Search the material for "Onto" and show all lines that contain it.

---------- DATASET ENTRIES ----------

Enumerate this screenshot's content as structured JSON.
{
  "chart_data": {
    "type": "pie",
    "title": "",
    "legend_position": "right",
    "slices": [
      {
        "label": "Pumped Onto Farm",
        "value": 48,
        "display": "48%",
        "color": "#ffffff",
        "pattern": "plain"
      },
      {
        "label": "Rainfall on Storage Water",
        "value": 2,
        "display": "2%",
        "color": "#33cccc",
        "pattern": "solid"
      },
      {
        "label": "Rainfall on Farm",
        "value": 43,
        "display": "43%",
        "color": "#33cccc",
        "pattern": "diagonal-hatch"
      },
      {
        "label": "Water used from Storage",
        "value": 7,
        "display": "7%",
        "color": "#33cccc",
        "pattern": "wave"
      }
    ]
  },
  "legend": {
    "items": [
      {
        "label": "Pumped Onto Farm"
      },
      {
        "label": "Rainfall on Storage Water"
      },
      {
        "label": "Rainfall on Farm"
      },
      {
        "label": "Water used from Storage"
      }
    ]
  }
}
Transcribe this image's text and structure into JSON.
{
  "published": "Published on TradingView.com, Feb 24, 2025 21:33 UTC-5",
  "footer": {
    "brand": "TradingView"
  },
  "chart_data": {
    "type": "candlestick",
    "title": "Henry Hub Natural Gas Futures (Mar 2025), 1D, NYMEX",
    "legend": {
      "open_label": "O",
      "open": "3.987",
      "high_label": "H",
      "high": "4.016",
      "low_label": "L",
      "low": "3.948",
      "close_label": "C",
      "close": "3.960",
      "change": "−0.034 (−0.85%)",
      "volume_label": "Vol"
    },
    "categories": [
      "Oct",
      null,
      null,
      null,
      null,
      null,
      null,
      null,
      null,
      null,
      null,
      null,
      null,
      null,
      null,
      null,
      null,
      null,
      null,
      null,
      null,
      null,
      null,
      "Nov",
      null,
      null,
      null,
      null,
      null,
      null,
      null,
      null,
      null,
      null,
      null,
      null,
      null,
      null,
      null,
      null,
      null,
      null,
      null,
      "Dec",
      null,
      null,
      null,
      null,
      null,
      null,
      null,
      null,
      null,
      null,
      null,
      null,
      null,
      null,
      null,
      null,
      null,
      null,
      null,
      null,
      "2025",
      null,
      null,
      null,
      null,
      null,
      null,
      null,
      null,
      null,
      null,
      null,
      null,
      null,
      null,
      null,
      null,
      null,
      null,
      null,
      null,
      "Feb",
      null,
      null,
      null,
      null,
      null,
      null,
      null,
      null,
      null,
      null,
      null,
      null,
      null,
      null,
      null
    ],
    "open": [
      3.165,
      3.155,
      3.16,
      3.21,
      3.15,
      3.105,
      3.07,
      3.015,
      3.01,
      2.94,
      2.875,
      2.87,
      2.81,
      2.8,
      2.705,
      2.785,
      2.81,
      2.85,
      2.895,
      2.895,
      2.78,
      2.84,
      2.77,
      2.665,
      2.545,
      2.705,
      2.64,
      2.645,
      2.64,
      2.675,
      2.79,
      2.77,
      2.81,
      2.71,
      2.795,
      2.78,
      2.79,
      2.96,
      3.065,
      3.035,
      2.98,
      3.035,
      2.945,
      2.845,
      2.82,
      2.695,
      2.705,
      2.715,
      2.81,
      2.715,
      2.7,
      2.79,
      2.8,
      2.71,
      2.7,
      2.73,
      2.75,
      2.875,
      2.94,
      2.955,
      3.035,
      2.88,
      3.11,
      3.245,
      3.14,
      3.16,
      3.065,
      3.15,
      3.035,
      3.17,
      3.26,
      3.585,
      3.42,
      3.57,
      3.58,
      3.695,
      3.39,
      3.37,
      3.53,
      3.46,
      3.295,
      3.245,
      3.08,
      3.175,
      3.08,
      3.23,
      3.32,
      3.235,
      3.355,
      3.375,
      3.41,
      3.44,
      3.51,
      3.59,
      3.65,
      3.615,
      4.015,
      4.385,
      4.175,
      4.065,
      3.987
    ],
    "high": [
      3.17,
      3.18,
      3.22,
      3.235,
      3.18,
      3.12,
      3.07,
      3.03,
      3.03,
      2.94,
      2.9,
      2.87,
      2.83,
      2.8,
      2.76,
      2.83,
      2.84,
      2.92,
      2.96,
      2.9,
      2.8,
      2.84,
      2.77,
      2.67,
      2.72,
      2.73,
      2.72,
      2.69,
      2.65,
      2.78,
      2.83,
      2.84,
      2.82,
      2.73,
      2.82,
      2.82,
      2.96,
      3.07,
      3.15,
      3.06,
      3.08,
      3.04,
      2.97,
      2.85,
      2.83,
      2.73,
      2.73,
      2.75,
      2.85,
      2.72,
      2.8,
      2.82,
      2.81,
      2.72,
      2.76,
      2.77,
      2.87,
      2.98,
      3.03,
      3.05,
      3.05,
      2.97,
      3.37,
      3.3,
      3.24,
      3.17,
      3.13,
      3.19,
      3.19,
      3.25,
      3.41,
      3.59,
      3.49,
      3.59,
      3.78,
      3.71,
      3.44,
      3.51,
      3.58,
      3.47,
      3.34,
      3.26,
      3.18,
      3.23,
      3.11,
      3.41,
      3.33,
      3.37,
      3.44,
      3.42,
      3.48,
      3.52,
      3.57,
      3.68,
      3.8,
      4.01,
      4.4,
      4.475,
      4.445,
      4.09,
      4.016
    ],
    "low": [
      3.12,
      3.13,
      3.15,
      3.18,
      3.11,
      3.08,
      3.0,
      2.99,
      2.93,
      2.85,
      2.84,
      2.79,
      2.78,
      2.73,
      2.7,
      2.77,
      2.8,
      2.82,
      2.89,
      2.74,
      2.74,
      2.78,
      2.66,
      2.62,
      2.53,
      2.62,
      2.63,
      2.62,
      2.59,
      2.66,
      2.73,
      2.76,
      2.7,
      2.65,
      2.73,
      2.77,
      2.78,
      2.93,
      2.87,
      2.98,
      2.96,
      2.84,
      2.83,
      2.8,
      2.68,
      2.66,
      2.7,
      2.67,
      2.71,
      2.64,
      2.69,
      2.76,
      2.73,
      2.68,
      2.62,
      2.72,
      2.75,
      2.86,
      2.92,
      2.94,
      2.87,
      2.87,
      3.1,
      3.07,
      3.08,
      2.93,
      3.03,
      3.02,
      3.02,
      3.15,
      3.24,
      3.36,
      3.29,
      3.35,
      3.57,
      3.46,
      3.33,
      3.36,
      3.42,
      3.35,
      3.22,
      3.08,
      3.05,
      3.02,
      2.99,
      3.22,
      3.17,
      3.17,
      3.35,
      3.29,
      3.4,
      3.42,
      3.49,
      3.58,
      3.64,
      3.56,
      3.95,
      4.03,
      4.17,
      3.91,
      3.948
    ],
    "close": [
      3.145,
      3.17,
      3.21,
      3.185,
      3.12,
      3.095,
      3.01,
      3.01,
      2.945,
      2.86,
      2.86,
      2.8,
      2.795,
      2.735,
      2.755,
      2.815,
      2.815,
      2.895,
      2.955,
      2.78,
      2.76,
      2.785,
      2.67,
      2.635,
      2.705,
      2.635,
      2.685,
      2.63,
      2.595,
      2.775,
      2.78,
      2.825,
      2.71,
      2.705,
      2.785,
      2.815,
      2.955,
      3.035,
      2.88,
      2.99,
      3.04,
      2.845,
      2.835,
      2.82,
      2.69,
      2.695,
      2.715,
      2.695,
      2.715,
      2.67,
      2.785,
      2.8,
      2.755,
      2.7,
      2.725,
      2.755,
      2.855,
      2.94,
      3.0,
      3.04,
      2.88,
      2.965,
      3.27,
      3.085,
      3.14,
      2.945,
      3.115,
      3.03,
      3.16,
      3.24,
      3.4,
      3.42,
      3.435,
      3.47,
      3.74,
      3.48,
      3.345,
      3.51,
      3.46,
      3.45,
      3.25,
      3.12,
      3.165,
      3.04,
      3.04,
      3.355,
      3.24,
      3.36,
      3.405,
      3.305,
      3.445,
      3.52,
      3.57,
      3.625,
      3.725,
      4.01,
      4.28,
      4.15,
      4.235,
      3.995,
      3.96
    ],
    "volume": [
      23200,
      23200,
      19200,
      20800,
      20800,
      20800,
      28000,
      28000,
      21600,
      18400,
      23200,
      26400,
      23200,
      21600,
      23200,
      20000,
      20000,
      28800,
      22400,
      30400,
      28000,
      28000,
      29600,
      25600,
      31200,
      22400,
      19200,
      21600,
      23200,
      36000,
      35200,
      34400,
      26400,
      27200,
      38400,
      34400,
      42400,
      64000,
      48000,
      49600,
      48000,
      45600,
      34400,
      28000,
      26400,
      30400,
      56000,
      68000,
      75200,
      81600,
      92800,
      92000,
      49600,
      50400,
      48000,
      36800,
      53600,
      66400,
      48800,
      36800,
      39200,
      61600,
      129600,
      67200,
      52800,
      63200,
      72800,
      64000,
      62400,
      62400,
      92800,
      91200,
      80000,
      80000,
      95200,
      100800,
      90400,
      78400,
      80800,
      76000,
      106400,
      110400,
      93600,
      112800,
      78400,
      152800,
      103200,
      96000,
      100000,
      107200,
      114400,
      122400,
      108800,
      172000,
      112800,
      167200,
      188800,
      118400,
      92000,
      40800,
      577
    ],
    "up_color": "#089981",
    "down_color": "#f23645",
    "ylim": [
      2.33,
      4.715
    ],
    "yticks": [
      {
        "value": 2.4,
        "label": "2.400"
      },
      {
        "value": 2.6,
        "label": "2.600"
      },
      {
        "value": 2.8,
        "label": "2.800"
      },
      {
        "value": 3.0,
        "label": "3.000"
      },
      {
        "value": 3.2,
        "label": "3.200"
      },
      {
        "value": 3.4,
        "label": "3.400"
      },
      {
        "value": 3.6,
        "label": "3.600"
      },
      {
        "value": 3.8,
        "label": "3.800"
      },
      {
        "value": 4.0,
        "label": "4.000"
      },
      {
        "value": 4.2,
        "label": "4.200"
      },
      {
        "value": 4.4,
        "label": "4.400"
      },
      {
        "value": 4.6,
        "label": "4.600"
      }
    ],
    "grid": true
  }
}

----------

(ANSWER BELOW)
        "label": "Pumped Onto Farm",
        "label": "Pumped Onto Farm"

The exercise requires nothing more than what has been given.